What is asked: Filter the data below for the string "Глава" and copy each matching line.

Lines of data
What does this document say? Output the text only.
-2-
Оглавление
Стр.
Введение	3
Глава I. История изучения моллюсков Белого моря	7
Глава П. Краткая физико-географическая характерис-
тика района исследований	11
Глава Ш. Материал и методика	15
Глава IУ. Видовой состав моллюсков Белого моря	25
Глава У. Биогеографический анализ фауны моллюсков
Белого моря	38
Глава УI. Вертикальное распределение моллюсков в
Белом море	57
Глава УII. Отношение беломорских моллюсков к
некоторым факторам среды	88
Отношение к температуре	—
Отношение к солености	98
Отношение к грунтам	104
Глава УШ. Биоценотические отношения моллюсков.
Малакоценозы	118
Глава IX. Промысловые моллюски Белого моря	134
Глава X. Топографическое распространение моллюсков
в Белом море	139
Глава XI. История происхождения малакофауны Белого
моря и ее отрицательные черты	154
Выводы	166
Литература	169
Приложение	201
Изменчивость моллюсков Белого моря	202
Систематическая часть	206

Answer to the problem:
Глава I. История изучения моллюсков Белого моря	7
Глава П. Краткая физико-географическая характерис-
Глава Ш. Материал и методика	15
Глава IУ. Видовой состав моллюсков Белого моря	25
Глава У. Биогеографический анализ фауны моллюсков
Глава УI. Вертикальное распределение моллюсков в
Глава УII. Отношение беломорских моллюсков к
Глава УШ. Биоценотические отношения моллюсков.
Глава IX. Промысловые моллюски Белого моря	134
Глава X. Топографическое распространение моллюсков
Глава XI. История происхождения малакофауны Белого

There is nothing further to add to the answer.